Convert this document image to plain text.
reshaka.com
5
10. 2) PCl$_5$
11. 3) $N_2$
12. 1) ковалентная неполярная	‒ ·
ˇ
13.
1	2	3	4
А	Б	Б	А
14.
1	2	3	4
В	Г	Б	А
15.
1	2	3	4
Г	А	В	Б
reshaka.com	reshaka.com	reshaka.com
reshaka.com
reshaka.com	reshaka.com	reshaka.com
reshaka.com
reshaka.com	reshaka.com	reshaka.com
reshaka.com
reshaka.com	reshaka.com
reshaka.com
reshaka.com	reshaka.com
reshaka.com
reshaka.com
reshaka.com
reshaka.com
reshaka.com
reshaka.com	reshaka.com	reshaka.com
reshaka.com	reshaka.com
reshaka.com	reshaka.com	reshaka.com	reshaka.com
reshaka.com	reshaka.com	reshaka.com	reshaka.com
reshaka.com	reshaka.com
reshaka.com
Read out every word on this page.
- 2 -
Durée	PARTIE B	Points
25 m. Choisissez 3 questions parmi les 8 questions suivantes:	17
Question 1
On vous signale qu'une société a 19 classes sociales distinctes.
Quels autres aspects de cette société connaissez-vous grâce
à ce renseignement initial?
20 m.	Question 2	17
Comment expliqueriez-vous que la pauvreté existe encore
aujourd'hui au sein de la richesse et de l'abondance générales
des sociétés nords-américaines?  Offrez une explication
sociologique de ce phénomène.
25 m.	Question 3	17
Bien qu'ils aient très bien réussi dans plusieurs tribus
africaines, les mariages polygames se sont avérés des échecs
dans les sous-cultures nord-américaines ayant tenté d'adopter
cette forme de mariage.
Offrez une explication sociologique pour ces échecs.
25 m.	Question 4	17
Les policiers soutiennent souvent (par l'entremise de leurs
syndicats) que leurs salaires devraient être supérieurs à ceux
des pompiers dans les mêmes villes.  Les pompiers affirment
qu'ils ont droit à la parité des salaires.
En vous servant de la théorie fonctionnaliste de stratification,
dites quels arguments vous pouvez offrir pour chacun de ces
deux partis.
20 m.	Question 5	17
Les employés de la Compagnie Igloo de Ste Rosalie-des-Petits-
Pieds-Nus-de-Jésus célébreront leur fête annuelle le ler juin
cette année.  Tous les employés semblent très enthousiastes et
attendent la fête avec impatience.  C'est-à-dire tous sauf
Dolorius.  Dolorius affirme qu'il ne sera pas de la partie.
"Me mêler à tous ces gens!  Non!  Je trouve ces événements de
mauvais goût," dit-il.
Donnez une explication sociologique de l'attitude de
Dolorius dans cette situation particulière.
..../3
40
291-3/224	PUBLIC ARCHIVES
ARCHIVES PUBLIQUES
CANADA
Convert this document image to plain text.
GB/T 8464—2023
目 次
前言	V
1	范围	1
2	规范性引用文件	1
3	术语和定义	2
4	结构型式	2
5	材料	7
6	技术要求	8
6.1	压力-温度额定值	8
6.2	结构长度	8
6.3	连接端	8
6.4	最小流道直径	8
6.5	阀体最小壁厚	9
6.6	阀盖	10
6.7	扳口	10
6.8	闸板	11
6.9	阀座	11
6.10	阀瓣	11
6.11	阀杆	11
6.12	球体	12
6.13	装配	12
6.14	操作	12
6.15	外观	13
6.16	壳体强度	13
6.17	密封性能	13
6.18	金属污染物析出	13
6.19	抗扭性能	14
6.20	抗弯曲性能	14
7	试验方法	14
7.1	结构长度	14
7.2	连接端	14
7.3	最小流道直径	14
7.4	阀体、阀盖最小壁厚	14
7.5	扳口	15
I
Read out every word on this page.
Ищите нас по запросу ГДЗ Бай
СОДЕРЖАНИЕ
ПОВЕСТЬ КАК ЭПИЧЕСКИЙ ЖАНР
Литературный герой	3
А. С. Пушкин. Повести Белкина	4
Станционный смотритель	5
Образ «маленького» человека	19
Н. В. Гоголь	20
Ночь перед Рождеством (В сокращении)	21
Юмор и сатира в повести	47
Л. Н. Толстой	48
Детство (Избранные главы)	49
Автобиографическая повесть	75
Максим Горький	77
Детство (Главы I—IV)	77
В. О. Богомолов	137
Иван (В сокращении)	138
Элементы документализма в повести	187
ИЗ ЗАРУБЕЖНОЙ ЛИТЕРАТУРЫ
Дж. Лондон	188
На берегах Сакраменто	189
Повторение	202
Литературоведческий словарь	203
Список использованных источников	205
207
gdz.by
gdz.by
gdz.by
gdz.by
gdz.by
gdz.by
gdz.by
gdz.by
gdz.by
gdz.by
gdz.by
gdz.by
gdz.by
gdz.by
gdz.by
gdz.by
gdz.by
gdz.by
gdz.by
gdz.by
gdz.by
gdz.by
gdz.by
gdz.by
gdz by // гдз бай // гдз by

◇ ◇ ◇

**Given request:** Pull every line containing "américaines" out of the records.

**Solved problem:**
des sociétés nords-américaines?  Offrez une explication
dans les sous-cultures nord-américaines ayant tenté d'adopter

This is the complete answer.